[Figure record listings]
>> begin

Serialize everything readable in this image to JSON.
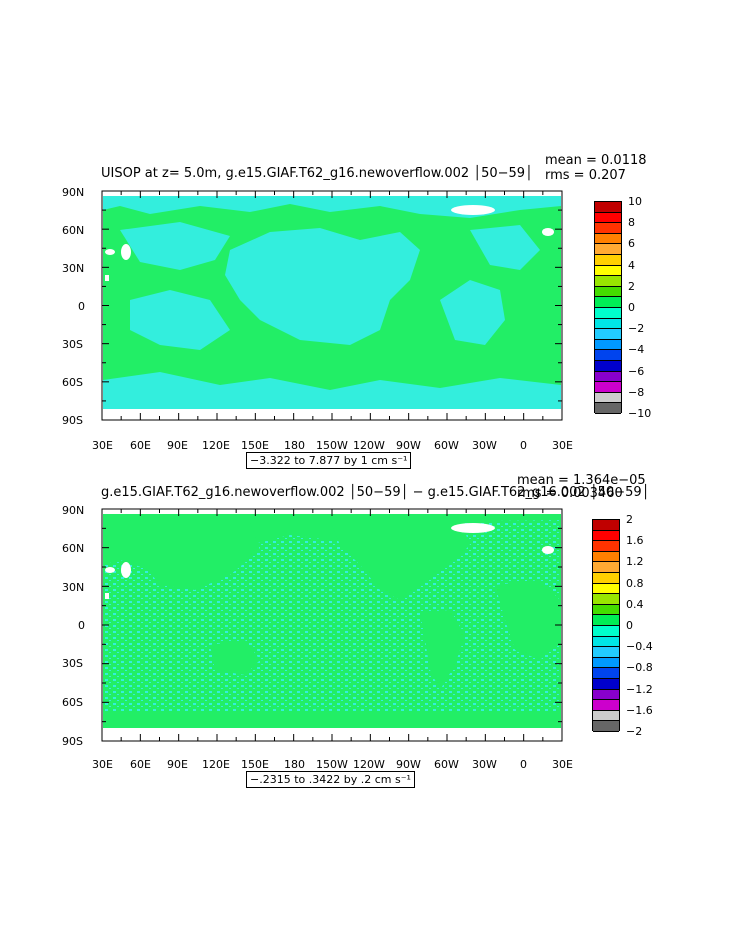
{
  "chart_data": [
    {
      "type": "heatmap",
      "title": "UISOP at z=    5.0m, g.e15.GIAF.T62_g16.newoverflow.002 │50−59│",
      "stats": [
        "mean = 0.0118",
        "rms = 0.207"
      ],
      "x_ticks": [
        "30E",
        "60E",
        "90E",
        "120E",
        "150E",
        "180",
        "150W",
        "120W",
        "90W",
        "60W",
        "30W",
        "0",
        "30E"
      ],
      "y_ticks": [
        "90N",
        "60N",
        "30N",
        "0",
        "30S",
        "60S",
        "90S"
      ],
      "colorbar_levels": [
        "10",
        "8",
        "6",
        "4",
        "2",
        "0",
        "−2",
        "−4",
        "−6",
        "−8",
        "−10"
      ],
      "colorbar_colors": [
        "#c00000",
        "#ff0000",
        "#ff3300",
        "#ff8000",
        "#ffaa33",
        "#ffd000",
        "#ffff00",
        "#99e600",
        "#44dd00",
        "#00ee55",
        "#00ffcc",
        "#00e6e6",
        "#22ccff",
        "#0099ff",
        "#0044ee",
        "#0000cc",
        "#8800cc",
        "#cc00cc",
        "#cccccc",
        "#666666"
      ],
      "caption": "−3.322 to 7.877 by 1 cm s⁻¹"
    },
    {
      "type": "heatmap",
      "title": "g.e15.GIAF.T62_g16.newoverflow.002 │50−59│ − g.e15.GIAF.T62_g16.002 │50−59│",
      "stats": [
        "mean = 1.364e−05",
        "rms = 0.003460"
      ],
      "x_ticks": [
        "30E",
        "60E",
        "90E",
        "120E",
        "150E",
        "180",
        "150W",
        "120W",
        "90W",
        "60W",
        "30W",
        "0",
        "30E"
      ],
      "y_ticks": [
        "90N",
        "60N",
        "30N",
        "0",
        "30S",
        "60S",
        "90S"
      ],
      "colorbar_levels": [
        "2",
        "1.6",
        "1.2",
        "0.8",
        "0.4",
        "0",
        "−0.4",
        "−0.8",
        "−1.2",
        "−1.6",
        "−2"
      ],
      "colorbar_colors": [
        "#c00000",
        "#ff0000",
        "#ff3300",
        "#ff8000",
        "#ffaa33",
        "#ffd000",
        "#ffff00",
        "#99e600",
        "#44dd00",
        "#00ee55",
        "#00ffcc",
        "#00e6e6",
        "#22ccff",
        "#0099ff",
        "#0044ee",
        "#0000cc",
        "#8800cc",
        "#cc00cc",
        "#cccccc",
        "#666666"
      ],
      "caption": "−.2315 to .3422 by .2 cm s⁻¹"
    }
  ]
}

>> end

(WRITTEN EXERCISE): Every record above should be transcribed exactly; the pictures stay out of the copy.

(ANSWER FOR THE TASK):
Serialize everything readable in this image to JSON.
{
  "chart_data": [
    {
      "type": "heatmap",
      "title": "UISOP at z=    5.0m, g.e15.GIAF.T62_g16.newoverflow.002 │50−59│",
      "stats": [
        "mean = 0.0118",
        "rms = 0.207"
      ],
      "x_ticks": [
        "30E",
        "60E",
        "90E",
        "120E",
        "150E",
        "180",
        "150W",
        "120W",
        "90W",
        "60W",
        "30W",
        "0",
        "30E"
      ],
      "y_ticks": [
        "90N",
        "60N",
        "30N",
        "0",
        "30S",
        "60S",
        "90S"
      ],
      "colorbar_levels": [
        "10",
        "8",
        "6",
        "4",
        "2",
        "0",
        "−2",
        "−4",
        "−6",
        "−8",
        "−10"
      ],
      "colorbar_colors": [
        "#c00000",
        "#ff0000",
        "#ff3300",
        "#ff8000",
        "#ffaa33",
        "#ffd000",
        "#ffff00",
        "#99e600",
        "#44dd00",
        "#00ee55",
        "#00ffcc",
        "#00e6e6",
        "#22ccff",
        "#0099ff",
        "#0044ee",
        "#0000cc",
        "#8800cc",
        "#cc00cc",
        "#cccccc",
        "#666666"
      ],
      "caption": "−3.322 to 7.877 by 1 cm s⁻¹"
    },
    {
      "type": "heatmap",
      "title": "g.e15.GIAF.T62_g16.newoverflow.002 │50−59│ − g.e15.GIAF.T62_g16.002 │50−59│",
      "stats": [
        "mean = 1.364e−05",
        "rms = 0.003460"
      ],
      "x_ticks": [
        "30E",
        "60E",
        "90E",
        "120E",
        "150E",
        "180",
        "150W",
        "120W",
        "90W",
        "60W",
        "30W",
        "0",
        "30E"
      ],
      "y_ticks": [
        "90N",
        "60N",
        "30N",
        "0",
        "30S",
        "60S",
        "90S"
      ],
      "colorbar_levels": [
        "2",
        "1.6",
        "1.2",
        "0.8",
        "0.4",
        "0",
        "−0.4",
        "−0.8",
        "−1.2",
        "−1.6",
        "−2"
      ],
      "colorbar_colors": [
        "#c00000",
        "#ff0000",
        "#ff3300",
        "#ff8000",
        "#ffaa33",
        "#ffd000",
        "#ffff00",
        "#99e600",
        "#44dd00",
        "#00ee55",
        "#00ffcc",
        "#00e6e6",
        "#22ccff",
        "#0099ff",
        "#0044ee",
        "#0000cc",
        "#8800cc",
        "#cc00cc",
        "#cccccc",
        "#666666"
      ],
      "caption": "−.2315 to .3422 by .2 cm s⁻¹"
    }
  ]
}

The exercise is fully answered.